**Given exercise**
Where a line holds "name", copy it.

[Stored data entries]
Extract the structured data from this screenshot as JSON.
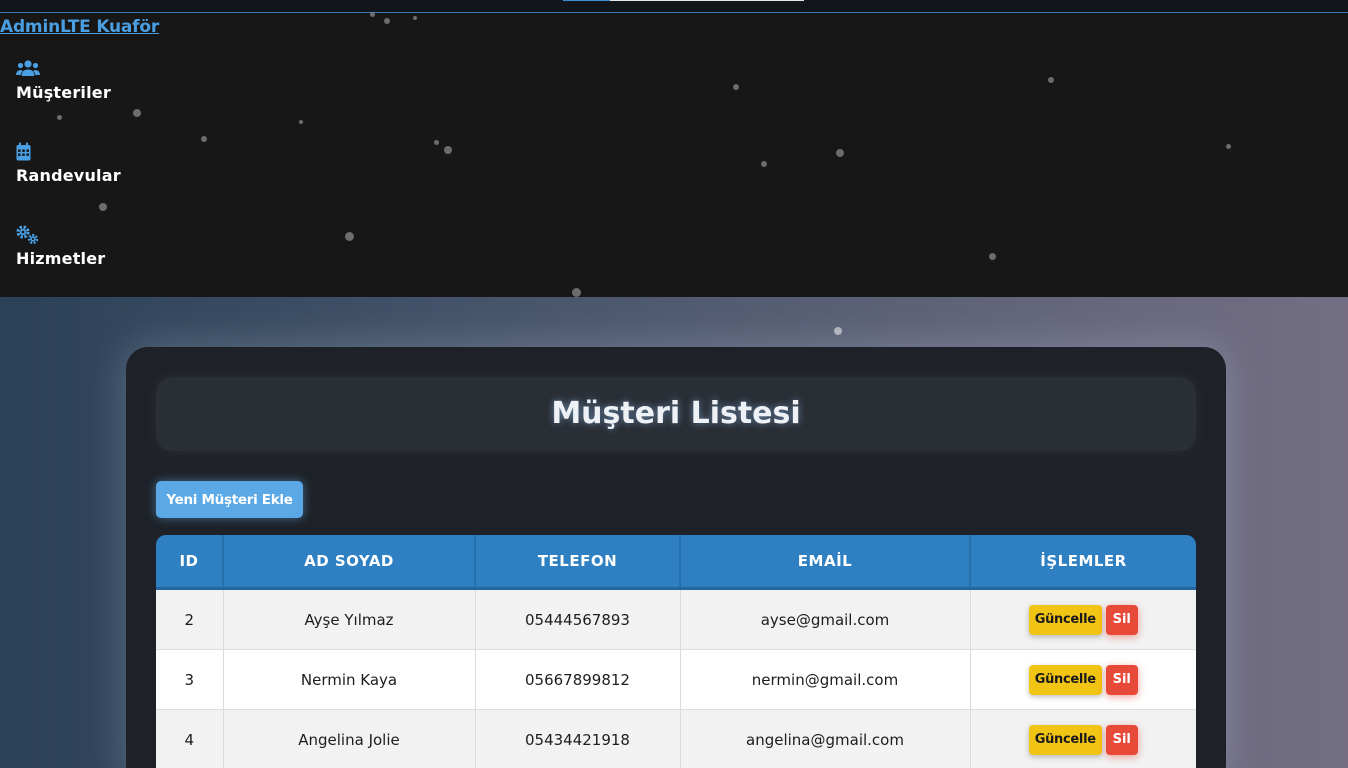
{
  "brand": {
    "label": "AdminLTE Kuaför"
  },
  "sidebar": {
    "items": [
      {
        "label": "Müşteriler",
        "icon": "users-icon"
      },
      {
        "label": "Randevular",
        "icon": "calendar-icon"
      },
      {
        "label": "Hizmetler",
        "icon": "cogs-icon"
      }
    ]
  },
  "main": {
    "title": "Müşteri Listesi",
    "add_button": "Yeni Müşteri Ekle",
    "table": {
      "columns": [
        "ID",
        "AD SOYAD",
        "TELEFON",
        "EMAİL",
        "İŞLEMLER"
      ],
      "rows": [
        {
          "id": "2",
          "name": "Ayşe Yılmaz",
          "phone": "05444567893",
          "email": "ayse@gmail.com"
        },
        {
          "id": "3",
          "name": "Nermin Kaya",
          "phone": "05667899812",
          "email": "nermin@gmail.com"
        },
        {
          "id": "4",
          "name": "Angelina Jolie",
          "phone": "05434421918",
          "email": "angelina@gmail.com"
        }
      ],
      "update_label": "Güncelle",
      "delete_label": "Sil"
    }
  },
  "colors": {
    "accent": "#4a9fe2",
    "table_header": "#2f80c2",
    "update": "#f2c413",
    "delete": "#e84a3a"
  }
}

**Correct answer**
          "name": "Ayşe Yılmaz",
          "name": "Nermin Kaya",
          "name": "Angelina Jolie",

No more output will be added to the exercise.